▶ [Challenge]
Make an exact copy of all the material below, apart from the pictures.
━━━━━━━━━━━━━━━━━━━━━━━━━━━━━━
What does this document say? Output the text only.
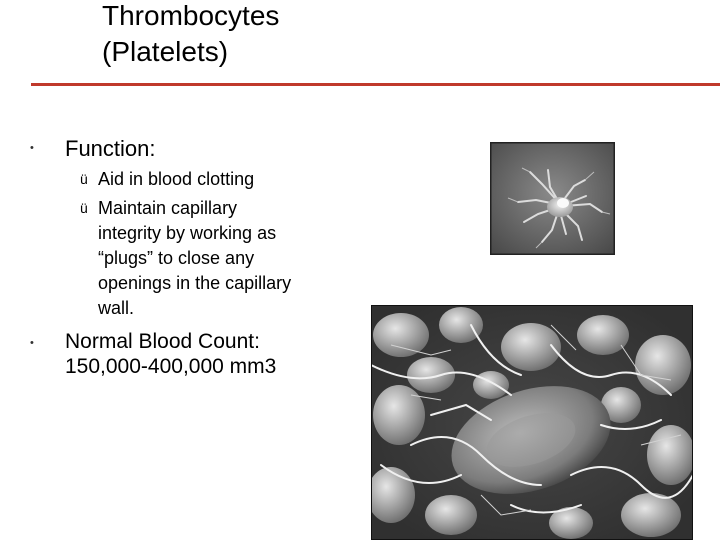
Thrombocytes
(Platelets)
• Function:
ü Aid in blood clotting
ü Maintain capillary
integrity by working as
“plugs” to close any
openings in the capillary
wall.
• Normal Blood Count:
150,000-400,000 mm3
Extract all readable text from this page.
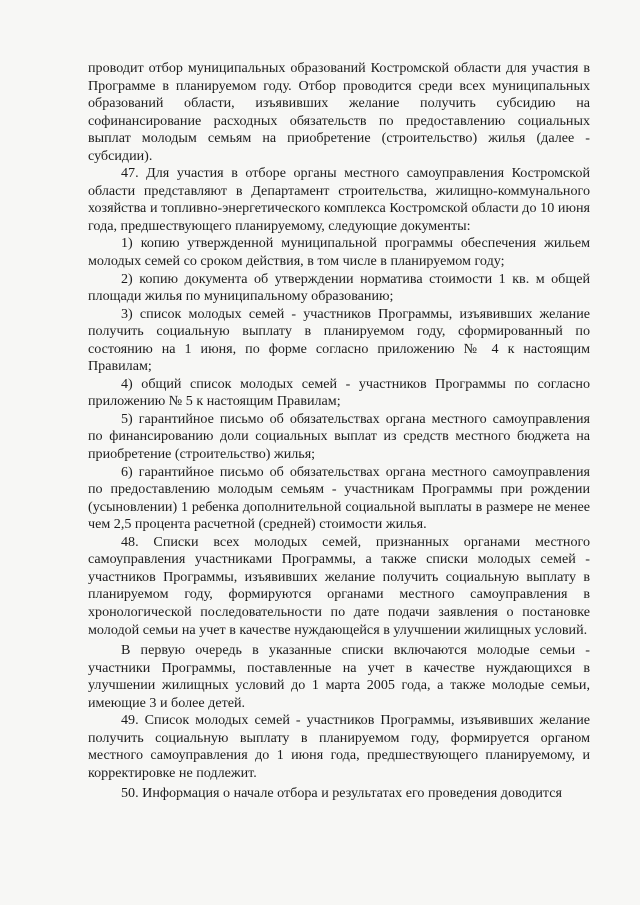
проводит отбор муниципальных образований Костромской области для участия в Программе в планируемом году. Отбор проводится среди всех муниципальных образований области, изъявивших желание получить субсидию на софинансирование расходных обязательств по предоставлению социальных выплат молодым семьям на приобретение (строительство) жилья (далее - субсидии).

47. Для участия в отборе органы местного самоуправления Костромской области представляют в Департамент строительства, жилищно-коммунального хозяйства и топливно-энергетического комплекса Костромской области до 10 июня года, предшествующего планируемому, следующие документы:

1) копию утвержденной муниципальной программы обеспечения жильем молодых семей со сроком действия, в том числе в планируемом году;

2) копию документа об утверждении норматива стоимости 1 кв. м общей площади жилья по муниципальному образованию;

3) список молодых семей - участников Программы, изъявивших желание получить социальную выплату в планируемом году, сформированный по состоянию на 1 июня, по форме согласно приложению № 4 к настоящим Правилам;

4) общий список молодых семей - участников Программы по согласно приложению № 5 к настоящим Правилам;

5) гарантийное письмо об обязательствах органа местного самоуправления по финансированию доли социальных выплат из средств местного бюджета на приобретение (строительство) жилья;

6) гарантийное письмо об обязательствах органа местного самоуправления по предоставлению молодым семьям - участникам Программы при рождении (усыновлении) 1 ребенка дополнительной социальной выплаты в размере не менее чем 2,5 процента расчетной (средней) стоимости жилья.

48. Списки всех молодых семей, признанных органами местного самоуправления участниками Программы, а также списки молодых семей - участников Программы, изъявивших желание получить социальную выплату в планируемом году, формируются органами местного самоуправления в хронологической последовательности по дате подачи заявления о постановке молодой семьи на учет в качестве нуждающейся в улучшении жилищных условий.

В первую очередь в указанные списки включаются молодые семьи - участники Программы, поставленные на учет в качестве нуждающихся в улучшении жилищных условий до 1 марта 2005 года, а также молодые семьи, имеющие 3 и более детей.

49. Список молодых семей - участников Программы, изъявивших желание получить социальную выплату в планируемом году, формируется органом местного самоуправления до 1 июня года, предшествующего планируемому, и корректировке не подлежит.

50. Информация о начале отбора и результатах его проведения доводится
━━━━━━━━━━━━━━━━━━━━━━━━━━━━━━
▶ [Exercise result]
What does this document say? Output the text only.
Thrombocytes
(Platelets)
• Function:
ü Aid in blood clotting
ü Maintain capillary
integrity by working as
“plugs” to close any
openings in the capillary
wall.
• Normal Blood Count:
150,000-400,000 mm3
Extract all readable text from this page.
проводит отбор муниципальных образований Костромской области для участия в Программе в планируемом году. Отбор проводится среди всех муниципальных образований области, изъявивших желание получить субсидию на софинансирование расходных обязательств по предоставлению социальных выплат молодым семьям на приобретение (строительство) жилья (далее - субсидии).

47. Для участия в отборе органы местного самоуправления Костромской области представляют в Департамент строительства, жилищно-коммунального хозяйства и топливно-энергетического комплекса Костромской области до 10 июня года, предшествующего планируемому, следующие документы:

1) копию утвержденной муниципальной программы обеспечения жильем молодых семей со сроком действия, в том числе в планируемом году;

2) копию документа об утверждении норматива стоимости 1 кв. м общей площади жилья по муниципальному образованию;

3) список молодых семей - участников Программы, изъявивших желание получить социальную выплату в планируемом году, сформированный по состоянию на 1 июня, по форме согласно приложению № 4 к настоящим Правилам;

4) общий список молодых семей - участников Программы по согласно приложению № 5 к настоящим Правилам;

5) гарантийное письмо об обязательствах органа местного самоуправления по финансированию доли социальных выплат из средств местного бюджета на приобретение (строительство) жилья;

6) гарантийное письмо об обязательствах органа местного самоуправления по предоставлению молодым семьям - участникам Программы при рождении (усыновлении) 1 ребенка дополнительной социальной выплаты в размере не менее чем 2,5 процента расчетной (средней) стоимости жилья.

48. Списки всех молодых семей, признанных органами местного самоуправления участниками Программы, а также списки молодых семей - участников Программы, изъявивших желание получить социальную выплату в планируемом году, формируются органами местного самоуправления в хронологической последовательности по дате подачи заявления о постановке молодой семьи на учет в качестве нуждающейся в улучшении жилищных условий.

В первую очередь в указанные списки включаются молодые семьи - участники Программы, поставленные на учет в качестве нуждающихся в улучшении жилищных условий до 1 марта 2005 года, а также молодые семьи, имеющие 3 и более детей.

49. Список молодых семей - участников Программы, изъявивших желание получить социальную выплату в планируемом году, формируется органом местного самоуправления до 1 июня года, предшествующего планируемому, и корректировке не подлежит.

50. Информация о начале отбора и результатах его проведения доводится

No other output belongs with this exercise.